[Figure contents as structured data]

'''

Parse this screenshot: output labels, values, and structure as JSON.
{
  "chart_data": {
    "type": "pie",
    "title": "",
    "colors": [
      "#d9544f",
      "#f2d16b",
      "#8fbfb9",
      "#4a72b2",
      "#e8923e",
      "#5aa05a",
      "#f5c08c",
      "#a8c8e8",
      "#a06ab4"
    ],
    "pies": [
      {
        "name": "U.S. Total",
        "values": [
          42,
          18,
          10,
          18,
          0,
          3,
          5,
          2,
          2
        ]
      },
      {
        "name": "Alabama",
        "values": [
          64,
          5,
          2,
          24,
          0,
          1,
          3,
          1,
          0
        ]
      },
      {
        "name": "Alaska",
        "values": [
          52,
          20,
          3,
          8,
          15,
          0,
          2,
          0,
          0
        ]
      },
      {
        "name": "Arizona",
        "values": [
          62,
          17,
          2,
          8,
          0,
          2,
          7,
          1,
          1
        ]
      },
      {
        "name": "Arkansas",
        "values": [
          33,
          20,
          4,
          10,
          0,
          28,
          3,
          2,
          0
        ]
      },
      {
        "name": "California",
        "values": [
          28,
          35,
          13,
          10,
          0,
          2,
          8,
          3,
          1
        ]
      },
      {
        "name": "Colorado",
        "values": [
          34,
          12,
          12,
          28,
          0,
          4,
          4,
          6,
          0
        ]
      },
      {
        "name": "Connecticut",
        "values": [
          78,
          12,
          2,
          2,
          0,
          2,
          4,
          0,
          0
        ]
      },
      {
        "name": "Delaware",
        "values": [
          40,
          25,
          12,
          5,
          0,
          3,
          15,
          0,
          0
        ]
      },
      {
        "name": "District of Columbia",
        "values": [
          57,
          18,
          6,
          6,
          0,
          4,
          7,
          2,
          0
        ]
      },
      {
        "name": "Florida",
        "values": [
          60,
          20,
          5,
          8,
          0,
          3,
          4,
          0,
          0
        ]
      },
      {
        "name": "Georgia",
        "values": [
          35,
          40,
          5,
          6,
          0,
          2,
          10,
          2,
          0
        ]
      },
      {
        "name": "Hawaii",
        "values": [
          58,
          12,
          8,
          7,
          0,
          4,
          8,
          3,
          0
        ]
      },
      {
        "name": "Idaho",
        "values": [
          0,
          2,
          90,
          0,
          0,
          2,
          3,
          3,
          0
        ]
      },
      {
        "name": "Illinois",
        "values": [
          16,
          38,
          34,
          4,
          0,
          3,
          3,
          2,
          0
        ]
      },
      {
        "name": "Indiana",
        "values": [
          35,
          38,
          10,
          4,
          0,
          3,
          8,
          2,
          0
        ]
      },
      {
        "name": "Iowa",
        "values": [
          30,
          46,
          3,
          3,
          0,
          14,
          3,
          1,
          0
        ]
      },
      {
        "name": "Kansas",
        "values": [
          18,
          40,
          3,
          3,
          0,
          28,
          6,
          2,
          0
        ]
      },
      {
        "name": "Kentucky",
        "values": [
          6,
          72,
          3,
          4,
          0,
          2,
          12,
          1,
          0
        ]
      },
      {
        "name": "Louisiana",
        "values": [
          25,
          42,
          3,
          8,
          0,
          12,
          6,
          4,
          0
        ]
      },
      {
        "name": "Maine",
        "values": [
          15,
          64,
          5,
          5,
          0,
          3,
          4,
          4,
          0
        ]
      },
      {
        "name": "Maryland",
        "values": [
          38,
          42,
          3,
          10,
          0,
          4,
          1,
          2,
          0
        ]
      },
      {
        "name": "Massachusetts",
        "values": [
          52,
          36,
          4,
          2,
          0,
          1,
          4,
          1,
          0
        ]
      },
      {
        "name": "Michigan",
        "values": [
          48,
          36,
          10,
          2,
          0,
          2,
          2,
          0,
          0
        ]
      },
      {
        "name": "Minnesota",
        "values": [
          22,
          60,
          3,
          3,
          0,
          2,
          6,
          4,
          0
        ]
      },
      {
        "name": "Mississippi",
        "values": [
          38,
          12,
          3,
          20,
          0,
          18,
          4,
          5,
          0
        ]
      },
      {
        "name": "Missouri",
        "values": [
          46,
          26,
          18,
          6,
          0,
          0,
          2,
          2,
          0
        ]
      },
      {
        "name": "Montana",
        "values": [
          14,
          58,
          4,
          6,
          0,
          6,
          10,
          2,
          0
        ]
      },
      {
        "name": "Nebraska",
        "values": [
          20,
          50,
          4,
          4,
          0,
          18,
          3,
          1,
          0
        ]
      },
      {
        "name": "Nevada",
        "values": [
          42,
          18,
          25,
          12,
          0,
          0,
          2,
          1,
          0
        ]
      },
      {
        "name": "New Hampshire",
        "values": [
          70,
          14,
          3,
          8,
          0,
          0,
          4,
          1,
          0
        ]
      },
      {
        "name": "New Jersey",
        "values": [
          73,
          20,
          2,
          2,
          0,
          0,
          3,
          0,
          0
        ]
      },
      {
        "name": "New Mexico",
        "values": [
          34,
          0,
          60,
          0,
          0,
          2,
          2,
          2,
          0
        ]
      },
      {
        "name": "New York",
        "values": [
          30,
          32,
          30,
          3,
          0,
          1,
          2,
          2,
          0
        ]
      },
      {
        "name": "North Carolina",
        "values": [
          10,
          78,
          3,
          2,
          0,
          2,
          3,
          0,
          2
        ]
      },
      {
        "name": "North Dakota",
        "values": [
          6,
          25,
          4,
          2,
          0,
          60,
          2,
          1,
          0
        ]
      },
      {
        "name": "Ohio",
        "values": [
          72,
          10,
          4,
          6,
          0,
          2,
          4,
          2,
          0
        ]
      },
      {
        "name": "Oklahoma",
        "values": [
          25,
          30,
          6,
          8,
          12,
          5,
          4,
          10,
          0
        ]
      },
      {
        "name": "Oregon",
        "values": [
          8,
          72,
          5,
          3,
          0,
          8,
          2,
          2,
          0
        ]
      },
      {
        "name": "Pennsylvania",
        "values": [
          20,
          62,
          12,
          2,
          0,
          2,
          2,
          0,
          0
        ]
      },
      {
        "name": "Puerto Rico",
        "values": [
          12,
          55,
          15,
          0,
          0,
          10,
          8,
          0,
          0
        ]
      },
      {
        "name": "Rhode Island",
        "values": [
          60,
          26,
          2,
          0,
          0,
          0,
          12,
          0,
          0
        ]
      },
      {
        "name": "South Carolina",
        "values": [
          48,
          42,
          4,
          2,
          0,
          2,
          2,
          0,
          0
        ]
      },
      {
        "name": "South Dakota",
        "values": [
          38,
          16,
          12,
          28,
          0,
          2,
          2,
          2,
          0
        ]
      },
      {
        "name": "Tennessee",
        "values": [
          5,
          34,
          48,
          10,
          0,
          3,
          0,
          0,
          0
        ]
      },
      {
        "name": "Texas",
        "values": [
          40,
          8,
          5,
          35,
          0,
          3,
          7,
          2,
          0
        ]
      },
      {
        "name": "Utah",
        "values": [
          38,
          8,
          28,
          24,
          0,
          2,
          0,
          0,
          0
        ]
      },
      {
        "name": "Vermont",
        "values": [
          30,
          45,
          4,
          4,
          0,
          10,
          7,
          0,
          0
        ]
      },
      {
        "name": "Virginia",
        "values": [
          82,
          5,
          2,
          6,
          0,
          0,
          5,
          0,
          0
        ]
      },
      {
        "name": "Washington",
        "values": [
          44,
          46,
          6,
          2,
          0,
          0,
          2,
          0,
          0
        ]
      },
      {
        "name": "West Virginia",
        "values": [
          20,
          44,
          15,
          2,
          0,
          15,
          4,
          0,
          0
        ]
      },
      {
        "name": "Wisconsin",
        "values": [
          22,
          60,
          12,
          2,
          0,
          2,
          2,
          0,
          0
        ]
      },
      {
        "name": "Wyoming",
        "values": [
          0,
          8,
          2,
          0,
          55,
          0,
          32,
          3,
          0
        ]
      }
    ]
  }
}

'''

▸ **WRITTEN REQUEST**
Type out the entries again, word for word.

▸ **WRITTEN ANSWER**
Parse this screenshot: output labels, values, and structure as JSON.
{
  "chart_data": {
    "type": "pie",
    "title": "",
    "colors": [
      "#d9544f",
      "#f2d16b",
      "#8fbfb9",
      "#4a72b2",
      "#e8923e",
      "#5aa05a",
      "#f5c08c",
      "#a8c8e8",
      "#a06ab4"
    ],
    "pies": [
      {
        "name": "U.S. Total",
        "values": [
          42,
          18,
          10,
          18,
          0,
          3,
          5,
          2,
          2
        ]
      },
      {
        "name": "Alabama",
        "values": [
          64,
          5,
          2,
          24,
          0,
          1,
          3,
          1,
          0
        ]
      },
      {
        "name": "Alaska",
        "values": [
          52,
          20,
          3,
          8,
          15,
          0,
          2,
          0,
          0
        ]
      },
      {
        "name": "Arizona",
        "values": [
          62,
          17,
          2,
          8,
          0,
          2,
          7,
          1,
          1
        ]
      },
      {
        "name": "Arkansas",
        "values": [
          33,
          20,
          4,
          10,
          0,
          28,
          3,
          2,
          0
        ]
      },
      {
        "name": "California",
        "values": [
          28,
          35,
          13,
          10,
          0,
          2,
          8,
          3,
          1
        ]
      },
      {
        "name": "Colorado",
        "values": [
          34,
          12,
          12,
          28,
          0,
          4,
          4,
          6,
          0
        ]
      },
      {
        "name": "Connecticut",
        "values": [
          78,
          12,
          2,
          2,
          0,
          2,
          4,
          0,
          0
        ]
      },
      {
        "name": "Delaware",
        "values": [
          40,
          25,
          12,
          5,
          0,
          3,
          15,
          0,
          0
        ]
      },
      {
        "name": "District of Columbia",
        "values": [
          57,
          18,
          6,
          6,
          0,
          4,
          7,
          2,
          0
        ]
      },
      {
        "name": "Florida",
        "values": [
          60,
          20,
          5,
          8,
          0,
          3,
          4,
          0,
          0
        ]
      },
      {
        "name": "Georgia",
        "values": [
          35,
          40,
          5,
          6,
          0,
          2,
          10,
          2,
          0
        ]
      },
      {
        "name": "Hawaii",
        "values": [
          58,
          12,
          8,
          7,
          0,
          4,
          8,
          3,
          0
        ]
      },
      {
        "name": "Idaho",
        "values": [
          0,
          2,
          90,
          0,
          0,
          2,
          3,
          3,
          0
        ]
      },
      {
        "name": "Illinois",
        "values": [
          16,
          38,
          34,
          4,
          0,
          3,
          3,
          2,
          0
        ]
      },
      {
        "name": "Indiana",
        "values": [
          35,
          38,
          10,
          4,
          0,
          3,
          8,
          2,
          0
        ]
      },
      {
        "name": "Iowa",
        "values": [
          30,
          46,
          3,
          3,
          0,
          14,
          3,
          1,
          0
        ]
      },
      {
        "name": "Kansas",
        "values": [
          18,
          40,
          3,
          3,
          0,
          28,
          6,
          2,
          0
        ]
      },
      {
        "name": "Kentucky",
        "values": [
          6,
          72,
          3,
          4,
          0,
          2,
          12,
          1,
          0
        ]
      },
      {
        "name": "Louisiana",
        "values": [
          25,
          42,
          3,
          8,
          0,
          12,
          6,
          4,
          0
        ]
      },
      {
        "name": "Maine",
        "values": [
          15,
          64,
          5,
          5,
          0,
          3,
          4,
          4,
          0
        ]
      },
      {
        "name": "Maryland",
        "values": [
          38,
          42,
          3,
          10,
          0,
          4,
          1,
          2,
          0
        ]
      },
      {
        "name": "Massachusetts",
        "values": [
          52,
          36,
          4,
          2,
          0,
          1,
          4,
          1,
          0
        ]
      },
      {
        "name": "Michigan",
        "values": [
          48,
          36,
          10,
          2,
          0,
          2,
          2,
          0,
          0
        ]
      },
      {
        "name": "Minnesota",
        "values": [
          22,
          60,
          3,
          3,
          0,
          2,
          6,
          4,
          0
        ]
      },
      {
        "name": "Mississippi",
        "values": [
          38,
          12,
          3,
          20,
          0,
          18,
          4,
          5,
          0
        ]
      },
      {
        "name": "Missouri",
        "values": [
          46,
          26,
          18,
          6,
          0,
          0,
          2,
          2,
          0
        ]
      },
      {
        "name": "Montana",
        "values": [
          14,
          58,
          4,
          6,
          0,
          6,
          10,
          2,
          0
        ]
      },
      {
        "name": "Nebraska",
        "values": [
          20,
          50,
          4,
          4,
          0,
          18,
          3,
          1,
          0
        ]
      },
      {
        "name": "Nevada",
        "values": [
          42,
          18,
          25,
          12,
          0,
          0,
          2,
          1,
          0
        ]
      },
      {
        "name": "New Hampshire",
        "values": [
          70,
          14,
          3,
          8,
          0,
          0,
          4,
          1,
          0
        ]
      },
      {
        "name": "New Jersey",
        "values": [
          73,
          20,
          2,
          2,
          0,
          0,
          3,
          0,
          0
        ]
      },
      {
        "name": "New Mexico",
        "values": [
          34,
          0,
          60,
          0,
          0,
          2,
          2,
          2,
          0
        ]
      },
      {
        "name": "New York",
        "values": [
          30,
          32,
          30,
          3,
          0,
          1,
          2,
          2,
          0
        ]
      },
      {
        "name": "North Carolina",
        "values": [
          10,
          78,
          3,
          2,
          0,
          2,
          3,
          0,
          2
        ]
      },
      {
        "name": "North Dakota",
        "values": [
          6,
          25,
          4,
          2,
          0,
          60,
          2,
          1,
          0
        ]
      },
      {
        "name": "Ohio",
        "values": [
          72,
          10,
          4,
          6,
          0,
          2,
          4,
          2,
          0
        ]
      },
      {
        "name": "Oklahoma",
        "values": [
          25,
          30,
          6,
          8,
          12,
          5,
          4,
          10,
          0
        ]
      },
      {
        "name": "Oregon",
        "values": [
          8,
          72,
          5,
          3,
          0,
          8,
          2,
          2,
          0
        ]
      },
      {
        "name": "Pennsylvania",
        "values": [
          20,
          62,
          12,
          2,
          0,
          2,
          2,
          0,
          0
        ]
      },
      {
        "name": "Puerto Rico",
        "values": [
          12,
          55,
          15,
          0,
          0,
          10,
          8,
          0,
          0
        ]
      },
      {
        "name": "Rhode Island",
        "values": [
          60,
          26,
          2,
          0,
          0,
          0,
          12,
          0,
          0
        ]
      },
      {
        "name": "South Carolina",
        "values": [
          48,
          42,
          4,
          2,
          0,
          2,
          2,
          0,
          0
        ]
      },
      {
        "name": "South Dakota",
        "values": [
          38,
          16,
          12,
          28,
          0,
          2,
          2,
          2,
          0
        ]
      },
      {
        "name": "Tennessee",
        "values": [
          5,
          34,
          48,
          10,
          0,
          3,
          0,
          0,
          0
        ]
      },
      {
        "name": "Texas",
        "values": [
          40,
          8,
          5,
          35,
          0,
          3,
          7,
          2,
          0
        ]
      },
      {
        "name": "Utah",
        "values": [
          38,
          8,
          28,
          24,
          0,
          2,
          0,
          0,
          0
        ]
      },
      {
        "name": "Vermont",
        "values": [
          30,
          45,
          4,
          4,
          0,
          10,
          7,
          0,
          0
        ]
      },
      {
        "name": "Virginia",
        "values": [
          82,
          5,
          2,
          6,
          0,
          0,
          5,
          0,
          0
        ]
      },
      {
        "name": "Washington",
        "values": [
          44,
          46,
          6,
          2,
          0,
          0,
          2,
          0,
          0
        ]
      },
      {
        "name": "West Virginia",
        "values": [
          20,
          44,
          15,
          2,
          0,
          15,
          4,
          0,
          0
        ]
      },
      {
        "name": "Wisconsin",
        "values": [
          22,
          60,
          12,
          2,
          0,
          2,
          2,
          0,
          0
        ]
      },
      {
        "name": "Wyoming",
        "values": [
          0,
          8,
          2,
          0,
          55,
          0,
          32,
          3,
          0
        ]
      }
    ]
  }
}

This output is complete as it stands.